§ **Task requirements**: In the listing below, locate the lines that hold the string "this". Copy those lines.

---- Record extracts

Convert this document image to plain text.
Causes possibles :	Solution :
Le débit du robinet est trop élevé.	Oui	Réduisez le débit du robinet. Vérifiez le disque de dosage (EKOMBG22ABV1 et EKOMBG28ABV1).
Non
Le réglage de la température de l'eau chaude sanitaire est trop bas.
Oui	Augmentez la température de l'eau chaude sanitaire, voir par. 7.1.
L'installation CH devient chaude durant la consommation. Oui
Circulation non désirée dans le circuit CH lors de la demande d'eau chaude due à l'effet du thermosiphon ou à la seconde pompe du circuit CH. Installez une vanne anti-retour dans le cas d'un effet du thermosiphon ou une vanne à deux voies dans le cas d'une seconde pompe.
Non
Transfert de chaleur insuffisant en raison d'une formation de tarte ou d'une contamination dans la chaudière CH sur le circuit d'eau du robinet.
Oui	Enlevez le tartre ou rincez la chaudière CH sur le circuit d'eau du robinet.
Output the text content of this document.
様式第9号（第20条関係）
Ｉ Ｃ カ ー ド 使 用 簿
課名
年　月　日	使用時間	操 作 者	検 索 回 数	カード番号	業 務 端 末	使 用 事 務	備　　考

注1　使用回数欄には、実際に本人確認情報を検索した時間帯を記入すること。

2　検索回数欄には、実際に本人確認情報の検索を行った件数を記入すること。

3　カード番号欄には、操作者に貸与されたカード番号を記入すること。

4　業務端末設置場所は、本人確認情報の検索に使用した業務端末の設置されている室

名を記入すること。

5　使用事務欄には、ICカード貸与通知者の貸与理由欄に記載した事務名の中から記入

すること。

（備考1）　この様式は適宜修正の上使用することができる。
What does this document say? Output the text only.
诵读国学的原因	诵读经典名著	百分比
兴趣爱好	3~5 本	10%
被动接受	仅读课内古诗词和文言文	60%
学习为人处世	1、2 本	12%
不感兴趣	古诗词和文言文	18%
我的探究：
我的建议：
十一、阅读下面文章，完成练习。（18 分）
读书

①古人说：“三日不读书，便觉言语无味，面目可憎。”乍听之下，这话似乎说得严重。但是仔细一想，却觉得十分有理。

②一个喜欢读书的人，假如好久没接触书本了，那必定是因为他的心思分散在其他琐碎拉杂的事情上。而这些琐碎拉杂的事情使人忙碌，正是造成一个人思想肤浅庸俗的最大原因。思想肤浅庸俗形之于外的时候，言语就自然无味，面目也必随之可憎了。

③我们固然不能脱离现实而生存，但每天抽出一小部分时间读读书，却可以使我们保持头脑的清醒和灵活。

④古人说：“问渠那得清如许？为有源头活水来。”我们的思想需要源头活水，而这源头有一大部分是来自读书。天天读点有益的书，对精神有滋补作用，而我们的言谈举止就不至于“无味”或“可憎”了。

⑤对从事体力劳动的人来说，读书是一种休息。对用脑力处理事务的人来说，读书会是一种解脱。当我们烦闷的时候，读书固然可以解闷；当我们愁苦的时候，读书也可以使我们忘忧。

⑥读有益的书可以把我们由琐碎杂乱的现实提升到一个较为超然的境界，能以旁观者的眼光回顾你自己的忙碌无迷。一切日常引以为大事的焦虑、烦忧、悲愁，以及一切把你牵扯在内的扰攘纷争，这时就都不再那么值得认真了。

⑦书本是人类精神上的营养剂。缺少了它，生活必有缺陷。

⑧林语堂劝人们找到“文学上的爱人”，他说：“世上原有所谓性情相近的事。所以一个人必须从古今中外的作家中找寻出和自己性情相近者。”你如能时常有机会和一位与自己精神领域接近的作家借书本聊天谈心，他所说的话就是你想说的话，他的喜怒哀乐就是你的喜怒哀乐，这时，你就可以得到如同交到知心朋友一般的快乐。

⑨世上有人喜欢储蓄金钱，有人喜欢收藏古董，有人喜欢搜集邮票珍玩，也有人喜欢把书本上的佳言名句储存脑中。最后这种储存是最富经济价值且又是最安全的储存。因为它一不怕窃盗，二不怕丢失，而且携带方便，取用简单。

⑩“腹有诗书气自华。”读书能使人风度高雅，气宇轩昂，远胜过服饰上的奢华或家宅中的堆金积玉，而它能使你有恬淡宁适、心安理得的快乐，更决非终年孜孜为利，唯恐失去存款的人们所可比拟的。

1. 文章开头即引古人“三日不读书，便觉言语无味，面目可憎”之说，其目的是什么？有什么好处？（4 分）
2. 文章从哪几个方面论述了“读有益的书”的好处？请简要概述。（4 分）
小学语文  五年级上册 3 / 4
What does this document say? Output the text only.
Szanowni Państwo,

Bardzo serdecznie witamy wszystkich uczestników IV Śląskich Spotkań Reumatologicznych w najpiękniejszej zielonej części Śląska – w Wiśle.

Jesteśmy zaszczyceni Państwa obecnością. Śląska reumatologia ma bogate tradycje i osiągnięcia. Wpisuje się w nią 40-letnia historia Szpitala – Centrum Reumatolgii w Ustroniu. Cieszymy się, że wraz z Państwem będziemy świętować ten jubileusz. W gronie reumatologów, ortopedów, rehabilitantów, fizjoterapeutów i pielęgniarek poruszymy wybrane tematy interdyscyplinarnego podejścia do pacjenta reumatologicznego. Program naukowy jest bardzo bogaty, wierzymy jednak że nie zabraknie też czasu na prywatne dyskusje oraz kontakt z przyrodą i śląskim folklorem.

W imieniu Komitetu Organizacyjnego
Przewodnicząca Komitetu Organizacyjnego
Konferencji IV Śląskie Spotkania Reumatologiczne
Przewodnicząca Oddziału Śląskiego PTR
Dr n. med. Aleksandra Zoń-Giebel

--------

§ **Task answer**:
Convert this document image to plain text.
Output the text content of this document.
What does this document say? Output the text only.
What does this document say? Output the text only.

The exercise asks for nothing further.